Dataset listings of figures

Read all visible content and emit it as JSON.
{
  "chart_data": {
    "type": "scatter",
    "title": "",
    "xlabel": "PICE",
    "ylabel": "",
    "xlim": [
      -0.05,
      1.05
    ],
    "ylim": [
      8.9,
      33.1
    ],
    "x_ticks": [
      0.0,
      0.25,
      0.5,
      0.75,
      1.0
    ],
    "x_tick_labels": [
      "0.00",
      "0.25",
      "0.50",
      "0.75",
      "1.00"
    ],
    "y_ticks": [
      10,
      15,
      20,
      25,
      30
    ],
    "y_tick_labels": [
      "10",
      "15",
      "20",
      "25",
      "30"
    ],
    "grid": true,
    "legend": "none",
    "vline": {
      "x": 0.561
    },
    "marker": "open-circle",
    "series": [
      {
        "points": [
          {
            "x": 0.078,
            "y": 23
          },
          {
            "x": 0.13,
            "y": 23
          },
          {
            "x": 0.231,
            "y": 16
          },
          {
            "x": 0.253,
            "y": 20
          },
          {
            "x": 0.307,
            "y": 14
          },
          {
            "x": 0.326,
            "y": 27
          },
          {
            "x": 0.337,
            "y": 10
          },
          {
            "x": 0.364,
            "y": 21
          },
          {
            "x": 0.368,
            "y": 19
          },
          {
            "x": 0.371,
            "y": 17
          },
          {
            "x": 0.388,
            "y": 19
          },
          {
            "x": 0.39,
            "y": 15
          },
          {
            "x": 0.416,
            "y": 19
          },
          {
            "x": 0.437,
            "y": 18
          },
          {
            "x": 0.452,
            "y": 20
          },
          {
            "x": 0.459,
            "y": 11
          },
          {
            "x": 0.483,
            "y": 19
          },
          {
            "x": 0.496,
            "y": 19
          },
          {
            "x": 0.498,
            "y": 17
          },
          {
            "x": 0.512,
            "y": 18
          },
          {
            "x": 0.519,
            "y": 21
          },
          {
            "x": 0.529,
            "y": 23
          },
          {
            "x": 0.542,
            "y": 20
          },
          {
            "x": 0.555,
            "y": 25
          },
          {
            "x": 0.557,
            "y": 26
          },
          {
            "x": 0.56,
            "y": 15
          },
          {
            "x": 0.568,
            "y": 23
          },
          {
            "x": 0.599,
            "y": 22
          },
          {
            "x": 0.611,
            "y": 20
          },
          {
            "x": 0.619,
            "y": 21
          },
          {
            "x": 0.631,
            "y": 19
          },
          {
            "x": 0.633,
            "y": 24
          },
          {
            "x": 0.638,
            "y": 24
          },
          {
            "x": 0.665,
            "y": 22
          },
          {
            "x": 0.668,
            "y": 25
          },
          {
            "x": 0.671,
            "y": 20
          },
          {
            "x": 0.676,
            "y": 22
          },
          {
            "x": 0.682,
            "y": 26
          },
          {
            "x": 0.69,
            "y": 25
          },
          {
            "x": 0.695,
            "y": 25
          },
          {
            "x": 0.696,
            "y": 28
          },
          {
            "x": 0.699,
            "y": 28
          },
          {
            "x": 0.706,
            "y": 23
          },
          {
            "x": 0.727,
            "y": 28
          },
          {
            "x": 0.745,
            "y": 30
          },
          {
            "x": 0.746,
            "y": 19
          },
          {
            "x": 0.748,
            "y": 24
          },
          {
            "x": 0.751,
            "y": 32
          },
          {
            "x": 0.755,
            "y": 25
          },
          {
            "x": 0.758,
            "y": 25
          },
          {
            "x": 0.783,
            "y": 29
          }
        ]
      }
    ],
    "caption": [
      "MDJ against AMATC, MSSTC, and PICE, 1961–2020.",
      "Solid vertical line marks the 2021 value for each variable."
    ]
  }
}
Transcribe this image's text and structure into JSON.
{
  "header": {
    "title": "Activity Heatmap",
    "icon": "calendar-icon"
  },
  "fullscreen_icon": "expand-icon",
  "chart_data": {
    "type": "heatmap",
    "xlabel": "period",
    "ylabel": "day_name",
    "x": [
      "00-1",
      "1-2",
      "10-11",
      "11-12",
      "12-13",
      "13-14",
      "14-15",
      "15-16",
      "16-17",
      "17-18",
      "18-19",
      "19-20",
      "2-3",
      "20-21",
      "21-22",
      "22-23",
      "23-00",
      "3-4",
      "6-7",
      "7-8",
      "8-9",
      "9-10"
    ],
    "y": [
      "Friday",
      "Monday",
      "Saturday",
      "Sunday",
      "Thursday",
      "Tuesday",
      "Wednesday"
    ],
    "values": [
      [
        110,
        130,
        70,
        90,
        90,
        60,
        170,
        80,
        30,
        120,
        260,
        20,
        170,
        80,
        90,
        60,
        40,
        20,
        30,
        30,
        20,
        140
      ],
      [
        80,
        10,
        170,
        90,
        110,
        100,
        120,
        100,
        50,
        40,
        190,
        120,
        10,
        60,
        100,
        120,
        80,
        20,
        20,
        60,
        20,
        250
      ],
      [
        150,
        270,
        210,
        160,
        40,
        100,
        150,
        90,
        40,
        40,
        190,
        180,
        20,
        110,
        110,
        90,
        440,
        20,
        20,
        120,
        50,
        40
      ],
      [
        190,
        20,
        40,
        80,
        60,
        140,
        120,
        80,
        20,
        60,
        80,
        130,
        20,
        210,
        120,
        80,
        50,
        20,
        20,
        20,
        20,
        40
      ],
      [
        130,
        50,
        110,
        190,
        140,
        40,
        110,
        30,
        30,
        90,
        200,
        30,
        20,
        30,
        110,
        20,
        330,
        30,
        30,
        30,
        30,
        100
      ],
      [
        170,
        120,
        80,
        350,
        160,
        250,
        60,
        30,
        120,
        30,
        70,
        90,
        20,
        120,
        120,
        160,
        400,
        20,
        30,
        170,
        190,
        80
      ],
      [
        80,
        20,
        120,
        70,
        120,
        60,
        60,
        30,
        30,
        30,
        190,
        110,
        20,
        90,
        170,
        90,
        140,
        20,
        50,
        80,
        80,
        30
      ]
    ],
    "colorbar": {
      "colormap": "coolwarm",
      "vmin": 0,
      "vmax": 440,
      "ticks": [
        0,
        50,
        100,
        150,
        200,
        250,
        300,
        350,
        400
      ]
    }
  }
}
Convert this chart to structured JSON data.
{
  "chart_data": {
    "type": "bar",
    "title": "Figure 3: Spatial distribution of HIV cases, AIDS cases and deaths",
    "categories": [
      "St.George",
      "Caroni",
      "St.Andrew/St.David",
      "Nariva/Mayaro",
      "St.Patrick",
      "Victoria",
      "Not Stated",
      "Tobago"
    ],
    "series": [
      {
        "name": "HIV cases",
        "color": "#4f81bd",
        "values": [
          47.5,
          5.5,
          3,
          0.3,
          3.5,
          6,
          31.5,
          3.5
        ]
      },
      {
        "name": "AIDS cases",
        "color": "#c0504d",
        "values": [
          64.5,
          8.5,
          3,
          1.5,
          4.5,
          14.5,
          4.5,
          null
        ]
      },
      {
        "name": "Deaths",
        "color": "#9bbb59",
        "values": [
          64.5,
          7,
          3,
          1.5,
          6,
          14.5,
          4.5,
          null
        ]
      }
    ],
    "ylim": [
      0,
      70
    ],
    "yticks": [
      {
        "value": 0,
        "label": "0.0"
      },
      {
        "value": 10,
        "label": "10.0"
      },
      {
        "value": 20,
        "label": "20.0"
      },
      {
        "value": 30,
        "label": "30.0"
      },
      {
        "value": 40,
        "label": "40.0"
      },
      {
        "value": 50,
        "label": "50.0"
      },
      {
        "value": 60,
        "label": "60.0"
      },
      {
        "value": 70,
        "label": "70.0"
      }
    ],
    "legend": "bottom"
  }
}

- **Request**: Output all of the data again, exactly.

- **Response**:
Read all visible content and emit it as JSON.
{
  "chart_data": {
    "type": "scatter",
    "title": "",
    "xlabel": "PICE",
    "ylabel": "",
    "xlim": [
      -0.05,
      1.05
    ],
    "ylim": [
      8.9,
      33.1
    ],
    "x_ticks": [
      0.0,
      0.25,
      0.5,
      0.75,
      1.0
    ],
    "x_tick_labels": [
      "0.00",
      "0.25",
      "0.50",
      "0.75",
      "1.00"
    ],
    "y_ticks": [
      10,
      15,
      20,
      25,
      30
    ],
    "y_tick_labels": [
      "10",
      "15",
      "20",
      "25",
      "30"
    ],
    "grid": true,
    "legend": "none",
    "vline": {
      "x": 0.561
    },
    "marker": "open-circle",
    "series": [
      {
        "points": [
          {
            "x": 0.078,
            "y": 23
          },
          {
            "x": 0.13,
            "y": 23
          },
          {
            "x": 0.231,
            "y": 16
          },
          {
            "x": 0.253,
            "y": 20
          },
          {
            "x": 0.307,
            "y": 14
          },
          {
            "x": 0.326,
            "y": 27
          },
          {
            "x": 0.337,
            "y": 10
          },
          {
            "x": 0.364,
            "y": 21
          },
          {
            "x": 0.368,
            "y": 19
          },
          {
            "x": 0.371,
            "y": 17
          },
          {
            "x": 0.388,
            "y": 19
          },
          {
            "x": 0.39,
            "y": 15
          },
          {
            "x": 0.416,
            "y": 19
          },
          {
            "x": 0.437,
            "y": 18
          },
          {
            "x": 0.452,
            "y": 20
          },
          {
            "x": 0.459,
            "y": 11
          },
          {
            "x": 0.483,
            "y": 19
          },
          {
            "x": 0.496,
            "y": 19
          },
          {
            "x": 0.498,
            "y": 17
          },
          {
            "x": 0.512,
            "y": 18
          },
          {
            "x": 0.519,
            "y": 21
          },
          {
            "x": 0.529,
            "y": 23
          },
          {
            "x": 0.542,
            "y": 20
          },
          {
            "x": 0.555,
            "y": 25
          },
          {
            "x": 0.557,
            "y": 26
          },
          {
            "x": 0.56,
            "y": 15
          },
          {
            "x": 0.568,
            "y": 23
          },
          {
            "x": 0.599,
            "y": 22
          },
          {
            "x": 0.611,
            "y": 20
          },
          {
            "x": 0.619,
            "y": 21
          },
          {
            "x": 0.631,
            "y": 19
          },
          {
            "x": 0.633,
            "y": 24
          },
          {
            "x": 0.638,
            "y": 24
          },
          {
            "x": 0.665,
            "y": 22
          },
          {
            "x": 0.668,
            "y": 25
          },
          {
            "x": 0.671,
            "y": 20
          },
          {
            "x": 0.676,
            "y": 22
          },
          {
            "x": 0.682,
            "y": 26
          },
          {
            "x": 0.69,
            "y": 25
          },
          {
            "x": 0.695,
            "y": 25
          },
          {
            "x": 0.696,
            "y": 28
          },
          {
            "x": 0.699,
            "y": 28
          },
          {
            "x": 0.706,
            "y": 23
          },
          {
            "x": 0.727,
            "y": 28
          },
          {
            "x": 0.745,
            "y": 30
          },
          {
            "x": 0.746,
            "y": 19
          },
          {
            "x": 0.748,
            "y": 24
          },
          {
            "x": 0.751,
            "y": 32
          },
          {
            "x": 0.755,
            "y": 25
          },
          {
            "x": 0.758,
            "y": 25
          },
          {
            "x": 0.783,
            "y": 29
          }
        ]
      }
    ],
    "caption": [
      "MDJ against AMATC, MSSTC, and PICE, 1961–2020.",
      "Solid vertical line marks the 2021 value for each variable."
    ]
  }
}
Transcribe this image's text and structure into JSON.
{
  "header": {
    "title": "Activity Heatmap",
    "icon": "calendar-icon"
  },
  "fullscreen_icon": "expand-icon",
  "chart_data": {
    "type": "heatmap",
    "xlabel": "period",
    "ylabel": "day_name",
    "x": [
      "00-1",
      "1-2",
      "10-11",
      "11-12",
      "12-13",
      "13-14",
      "14-15",
      "15-16",
      "16-17",
      "17-18",
      "18-19",
      "19-20",
      "2-3",
      "20-21",
      "21-22",
      "22-23",
      "23-00",
      "3-4",
      "6-7",
      "7-8",
      "8-9",
      "9-10"
    ],
    "y": [
      "Friday",
      "Monday",
      "Saturday",
      "Sunday",
      "Thursday",
      "Tuesday",
      "Wednesday"
    ],
    "values": [
      [
        110,
        130,
        70,
        90,
        90,
        60,
        170,
        80,
        30,
        120,
        260,
        20,
        170,
        80,
        90,
        60,
        40,
        20,
        30,
        30,
        20,
        140
      ],
      [
        80,
        10,
        170,
        90,
        110,
        100,
        120,
        100,
        50,
        40,
        190,
        120,
        10,
        60,
        100,
        120,
        80,
        20,
        20,
        60,
        20,
        250
      ],
      [
        150,
        270,
        210,
        160,
        40,
        100,
        150,
        90,
        40,
        40,
        190,
        180,
        20,
        110,
        110,
        90,
        440,
        20,
        20,
        120,
        50,
        40
      ],
      [
        190,
        20,
        40,
        80,
        60,
        140,
        120,
        80,
        20,
        60,
        80,
        130,
        20,
        210,
        120,
        80,
        50,
        20,
        20,
        20,
        20,
        40
      ],
      [
        130,
        50,
        110,
        190,
        140,
        40,
        110,
        30,
        30,
        90,
        200,
        30,
        20,
        30,
        110,
        20,
        330,
        30,
        30,
        30,
        30,
        100
      ],
      [
        170,
        120,
        80,
        350,
        160,
        250,
        60,
        30,
        120,
        30,
        70,
        90,
        20,
        120,
        120,
        160,
        400,
        20,
        30,
        170,
        190,
        80
      ],
      [
        80,
        20,
        120,
        70,
        120,
        60,
        60,
        30,
        30,
        30,
        190,
        110,
        20,
        90,
        170,
        90,
        140,
        20,
        50,
        80,
        80,
        30
      ]
    ],
    "colorbar": {
      "colormap": "coolwarm",
      "vmin": 0,
      "vmax": 440,
      "ticks": [
        0,
        50,
        100,
        150,
        200,
        250,
        300,
        350,
        400
      ]
    }
  }
}
Convert this chart to structured JSON data.
{
  "chart_data": {
    "type": "bar",
    "title": "Figure 3: Spatial distribution of HIV cases, AIDS cases and deaths",
    "categories": [
      "St.George",
      "Caroni",
      "St.Andrew/St.David",
      "Nariva/Mayaro",
      "St.Patrick",
      "Victoria",
      "Not Stated",
      "Tobago"
    ],
    "series": [
      {
        "name": "HIV cases",
        "color": "#4f81bd",
        "values": [
          47.5,
          5.5,
          3,
          0.3,
          3.5,
          6,
          31.5,
          3.5
        ]
      },
      {
        "name": "AIDS cases",
        "color": "#c0504d",
        "values": [
          64.5,
          8.5,
          3,
          1.5,
          4.5,
          14.5,
          4.5,
          null
        ]
      },
      {
        "name": "Deaths",
        "color": "#9bbb59",
        "values": [
          64.5,
          7,
          3,
          1.5,
          6,
          14.5,
          4.5,
          null
        ]
      }
    ],
    "ylim": [
      0,
      70
    ],
    "yticks": [
      {
        "value": 0,
        "label": "0.0"
      },
      {
        "value": 10,
        "label": "10.0"
      },
      {
        "value": 20,
        "label": "20.0"
      },
      {
        "value": 30,
        "label": "30.0"
      },
      {
        "value": 40,
        "label": "40.0"
      },
      {
        "value": 50,
        "label": "50.0"
      },
      {
        "value": 60,
        "label": "60.0"
      },
      {
        "value": 70,
        "label": "70.0"
      }
    ],
    "legend": "bottom"
  }
}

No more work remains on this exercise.